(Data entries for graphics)
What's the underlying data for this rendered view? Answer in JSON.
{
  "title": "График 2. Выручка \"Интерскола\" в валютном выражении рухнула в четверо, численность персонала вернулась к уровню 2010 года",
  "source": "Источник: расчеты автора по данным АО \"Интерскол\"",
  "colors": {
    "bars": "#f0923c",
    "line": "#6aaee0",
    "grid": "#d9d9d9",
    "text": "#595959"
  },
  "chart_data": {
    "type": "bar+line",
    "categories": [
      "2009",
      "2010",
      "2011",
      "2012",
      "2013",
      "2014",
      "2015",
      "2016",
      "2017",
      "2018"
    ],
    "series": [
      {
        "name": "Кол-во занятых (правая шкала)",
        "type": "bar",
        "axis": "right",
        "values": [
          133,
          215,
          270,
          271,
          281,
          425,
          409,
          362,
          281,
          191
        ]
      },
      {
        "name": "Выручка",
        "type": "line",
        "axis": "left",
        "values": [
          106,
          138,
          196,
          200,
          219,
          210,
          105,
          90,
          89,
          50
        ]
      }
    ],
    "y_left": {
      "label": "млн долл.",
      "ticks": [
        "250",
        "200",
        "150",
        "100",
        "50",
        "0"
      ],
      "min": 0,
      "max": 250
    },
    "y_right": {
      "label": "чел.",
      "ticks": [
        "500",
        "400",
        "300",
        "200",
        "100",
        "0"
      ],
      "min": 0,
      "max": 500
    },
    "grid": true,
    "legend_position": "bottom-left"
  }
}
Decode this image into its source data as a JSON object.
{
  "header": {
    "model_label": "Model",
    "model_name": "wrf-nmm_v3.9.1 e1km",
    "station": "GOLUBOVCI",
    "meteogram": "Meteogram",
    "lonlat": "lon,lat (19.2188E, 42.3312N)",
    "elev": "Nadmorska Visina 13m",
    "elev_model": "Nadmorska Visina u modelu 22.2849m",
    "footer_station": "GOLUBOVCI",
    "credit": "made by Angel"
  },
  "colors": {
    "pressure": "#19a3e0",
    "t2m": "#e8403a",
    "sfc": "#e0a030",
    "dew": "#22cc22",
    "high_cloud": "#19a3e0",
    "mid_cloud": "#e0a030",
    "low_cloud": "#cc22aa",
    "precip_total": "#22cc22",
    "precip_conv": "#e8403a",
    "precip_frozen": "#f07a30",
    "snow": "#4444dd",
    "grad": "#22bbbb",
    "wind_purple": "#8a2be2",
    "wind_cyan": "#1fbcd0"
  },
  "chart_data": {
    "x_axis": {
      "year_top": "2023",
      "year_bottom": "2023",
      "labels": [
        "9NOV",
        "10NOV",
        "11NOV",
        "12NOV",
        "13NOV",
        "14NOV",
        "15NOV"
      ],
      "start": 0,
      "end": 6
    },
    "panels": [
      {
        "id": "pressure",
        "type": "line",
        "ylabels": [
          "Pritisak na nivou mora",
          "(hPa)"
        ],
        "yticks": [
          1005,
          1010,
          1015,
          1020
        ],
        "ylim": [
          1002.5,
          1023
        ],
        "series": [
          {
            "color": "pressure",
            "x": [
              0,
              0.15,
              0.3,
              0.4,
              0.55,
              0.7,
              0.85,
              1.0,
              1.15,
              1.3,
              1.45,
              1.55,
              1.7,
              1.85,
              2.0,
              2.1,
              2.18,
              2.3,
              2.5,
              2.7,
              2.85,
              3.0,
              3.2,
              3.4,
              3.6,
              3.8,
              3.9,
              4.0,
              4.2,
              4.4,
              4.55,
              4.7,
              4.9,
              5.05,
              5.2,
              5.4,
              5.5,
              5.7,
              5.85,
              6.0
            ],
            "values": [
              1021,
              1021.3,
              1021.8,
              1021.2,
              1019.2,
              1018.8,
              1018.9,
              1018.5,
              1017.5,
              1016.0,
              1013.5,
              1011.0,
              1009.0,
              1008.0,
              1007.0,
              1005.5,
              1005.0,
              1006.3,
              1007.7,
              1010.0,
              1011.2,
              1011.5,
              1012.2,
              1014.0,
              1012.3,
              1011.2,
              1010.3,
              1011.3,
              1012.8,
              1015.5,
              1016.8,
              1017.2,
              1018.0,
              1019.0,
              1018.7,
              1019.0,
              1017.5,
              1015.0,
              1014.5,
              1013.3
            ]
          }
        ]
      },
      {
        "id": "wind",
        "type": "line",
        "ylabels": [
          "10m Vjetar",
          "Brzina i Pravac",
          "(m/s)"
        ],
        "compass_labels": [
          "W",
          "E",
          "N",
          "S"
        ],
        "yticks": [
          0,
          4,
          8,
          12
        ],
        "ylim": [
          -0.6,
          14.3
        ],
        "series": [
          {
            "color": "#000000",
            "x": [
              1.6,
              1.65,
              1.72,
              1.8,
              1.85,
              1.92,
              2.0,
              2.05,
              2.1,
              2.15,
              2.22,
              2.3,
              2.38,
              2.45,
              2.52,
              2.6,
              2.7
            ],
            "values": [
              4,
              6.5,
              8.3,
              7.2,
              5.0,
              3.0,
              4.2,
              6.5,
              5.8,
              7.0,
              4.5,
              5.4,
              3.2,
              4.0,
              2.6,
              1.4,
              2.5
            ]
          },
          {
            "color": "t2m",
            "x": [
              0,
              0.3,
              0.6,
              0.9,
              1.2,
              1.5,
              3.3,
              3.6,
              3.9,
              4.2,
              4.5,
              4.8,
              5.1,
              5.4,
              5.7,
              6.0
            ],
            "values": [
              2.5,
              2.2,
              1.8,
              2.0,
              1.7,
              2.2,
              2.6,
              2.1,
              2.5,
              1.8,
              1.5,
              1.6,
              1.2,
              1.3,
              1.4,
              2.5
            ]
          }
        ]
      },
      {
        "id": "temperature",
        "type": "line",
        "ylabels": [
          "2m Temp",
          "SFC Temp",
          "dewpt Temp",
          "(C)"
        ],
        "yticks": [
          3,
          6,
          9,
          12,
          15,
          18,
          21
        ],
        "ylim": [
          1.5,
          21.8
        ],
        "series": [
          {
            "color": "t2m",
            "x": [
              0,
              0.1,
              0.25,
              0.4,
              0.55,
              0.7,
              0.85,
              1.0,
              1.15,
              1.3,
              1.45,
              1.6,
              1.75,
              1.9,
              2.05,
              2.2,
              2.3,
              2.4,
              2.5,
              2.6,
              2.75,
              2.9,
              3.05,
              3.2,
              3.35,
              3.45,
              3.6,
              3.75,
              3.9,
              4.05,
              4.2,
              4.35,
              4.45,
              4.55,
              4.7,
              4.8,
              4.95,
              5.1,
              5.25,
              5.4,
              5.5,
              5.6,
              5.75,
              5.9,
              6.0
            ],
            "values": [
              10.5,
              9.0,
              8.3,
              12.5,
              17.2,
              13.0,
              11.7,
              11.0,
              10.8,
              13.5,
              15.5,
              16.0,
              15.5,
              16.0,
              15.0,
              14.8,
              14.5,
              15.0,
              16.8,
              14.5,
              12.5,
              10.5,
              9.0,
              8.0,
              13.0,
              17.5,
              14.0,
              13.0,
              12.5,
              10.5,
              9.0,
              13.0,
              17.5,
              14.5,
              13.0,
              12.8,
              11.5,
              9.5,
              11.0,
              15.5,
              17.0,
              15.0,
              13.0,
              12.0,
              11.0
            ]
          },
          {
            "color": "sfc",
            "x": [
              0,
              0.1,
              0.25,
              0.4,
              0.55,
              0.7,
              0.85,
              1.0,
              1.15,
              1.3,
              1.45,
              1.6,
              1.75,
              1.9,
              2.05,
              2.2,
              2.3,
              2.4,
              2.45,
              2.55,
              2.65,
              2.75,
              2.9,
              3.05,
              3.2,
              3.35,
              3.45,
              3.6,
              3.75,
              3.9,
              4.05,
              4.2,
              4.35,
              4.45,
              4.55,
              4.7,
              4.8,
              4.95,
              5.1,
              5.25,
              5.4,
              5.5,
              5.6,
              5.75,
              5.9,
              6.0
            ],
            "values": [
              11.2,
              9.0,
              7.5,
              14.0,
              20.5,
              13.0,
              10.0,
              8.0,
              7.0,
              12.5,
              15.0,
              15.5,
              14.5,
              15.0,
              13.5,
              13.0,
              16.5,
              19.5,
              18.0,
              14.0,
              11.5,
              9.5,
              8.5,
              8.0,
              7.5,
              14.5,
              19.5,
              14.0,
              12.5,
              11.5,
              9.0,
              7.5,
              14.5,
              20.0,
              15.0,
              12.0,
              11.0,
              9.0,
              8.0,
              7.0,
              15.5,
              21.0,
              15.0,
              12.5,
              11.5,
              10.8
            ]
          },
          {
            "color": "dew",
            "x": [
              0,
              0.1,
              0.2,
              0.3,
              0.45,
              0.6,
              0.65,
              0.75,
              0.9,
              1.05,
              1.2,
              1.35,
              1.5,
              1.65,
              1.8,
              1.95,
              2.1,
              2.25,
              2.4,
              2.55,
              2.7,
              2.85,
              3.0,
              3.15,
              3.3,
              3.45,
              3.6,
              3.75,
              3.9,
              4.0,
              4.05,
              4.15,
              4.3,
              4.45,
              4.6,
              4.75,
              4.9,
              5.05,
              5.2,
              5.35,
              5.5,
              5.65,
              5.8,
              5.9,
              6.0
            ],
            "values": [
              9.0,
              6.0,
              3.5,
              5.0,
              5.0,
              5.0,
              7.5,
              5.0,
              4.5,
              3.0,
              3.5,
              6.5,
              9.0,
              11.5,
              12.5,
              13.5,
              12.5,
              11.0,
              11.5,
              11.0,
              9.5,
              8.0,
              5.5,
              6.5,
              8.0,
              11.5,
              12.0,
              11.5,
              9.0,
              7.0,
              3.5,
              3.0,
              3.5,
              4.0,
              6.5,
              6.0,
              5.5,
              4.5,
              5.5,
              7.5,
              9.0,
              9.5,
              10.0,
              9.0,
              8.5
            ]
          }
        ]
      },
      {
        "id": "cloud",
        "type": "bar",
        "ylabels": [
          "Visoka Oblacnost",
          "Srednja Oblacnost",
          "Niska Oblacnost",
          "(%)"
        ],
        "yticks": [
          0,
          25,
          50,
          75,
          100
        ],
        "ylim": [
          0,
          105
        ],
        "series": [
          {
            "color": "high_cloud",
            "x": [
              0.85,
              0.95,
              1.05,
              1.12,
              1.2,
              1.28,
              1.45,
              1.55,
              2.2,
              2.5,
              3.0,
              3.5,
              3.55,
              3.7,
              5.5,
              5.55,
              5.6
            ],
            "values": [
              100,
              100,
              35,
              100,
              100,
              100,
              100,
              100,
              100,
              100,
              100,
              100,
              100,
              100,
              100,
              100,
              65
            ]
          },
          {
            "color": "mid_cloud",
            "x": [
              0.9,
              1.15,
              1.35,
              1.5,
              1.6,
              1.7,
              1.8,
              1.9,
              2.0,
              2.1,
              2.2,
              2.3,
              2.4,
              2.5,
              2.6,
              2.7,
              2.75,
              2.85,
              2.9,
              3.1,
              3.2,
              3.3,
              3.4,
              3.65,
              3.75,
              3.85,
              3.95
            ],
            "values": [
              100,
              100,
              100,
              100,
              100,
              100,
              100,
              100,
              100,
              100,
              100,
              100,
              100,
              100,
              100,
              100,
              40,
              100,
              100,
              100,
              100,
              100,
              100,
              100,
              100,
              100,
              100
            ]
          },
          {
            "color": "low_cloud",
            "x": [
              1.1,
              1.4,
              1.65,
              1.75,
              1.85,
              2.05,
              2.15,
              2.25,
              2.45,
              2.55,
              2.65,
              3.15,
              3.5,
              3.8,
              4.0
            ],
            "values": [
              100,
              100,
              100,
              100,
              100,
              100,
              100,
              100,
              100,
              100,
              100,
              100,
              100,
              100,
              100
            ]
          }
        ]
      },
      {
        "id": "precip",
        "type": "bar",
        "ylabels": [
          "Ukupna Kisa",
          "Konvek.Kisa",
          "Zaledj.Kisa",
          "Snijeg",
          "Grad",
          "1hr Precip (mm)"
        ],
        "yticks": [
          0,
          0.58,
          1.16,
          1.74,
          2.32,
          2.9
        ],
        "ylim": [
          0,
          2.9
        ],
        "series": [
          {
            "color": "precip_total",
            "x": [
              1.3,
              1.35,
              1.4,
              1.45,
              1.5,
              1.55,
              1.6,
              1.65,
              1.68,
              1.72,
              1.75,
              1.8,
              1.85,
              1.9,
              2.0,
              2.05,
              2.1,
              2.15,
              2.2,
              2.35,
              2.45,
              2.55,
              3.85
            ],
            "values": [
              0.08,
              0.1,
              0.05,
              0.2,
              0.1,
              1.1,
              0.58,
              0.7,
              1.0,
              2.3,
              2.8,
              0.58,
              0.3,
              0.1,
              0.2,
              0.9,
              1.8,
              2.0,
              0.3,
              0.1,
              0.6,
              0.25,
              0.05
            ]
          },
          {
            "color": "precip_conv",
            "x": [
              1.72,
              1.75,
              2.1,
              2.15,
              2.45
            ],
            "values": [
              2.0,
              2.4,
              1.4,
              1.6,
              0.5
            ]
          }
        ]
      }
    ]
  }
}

[TASK DESCRIPTION]:
Scan the listing above. Gather each line that contains the word "Visina".

[ANSWER FOR THE TASK]:
    "elev": "Nadmorska Visina 13m",
    "elev_model": "Nadmorska Visina u modelu 22.2849m",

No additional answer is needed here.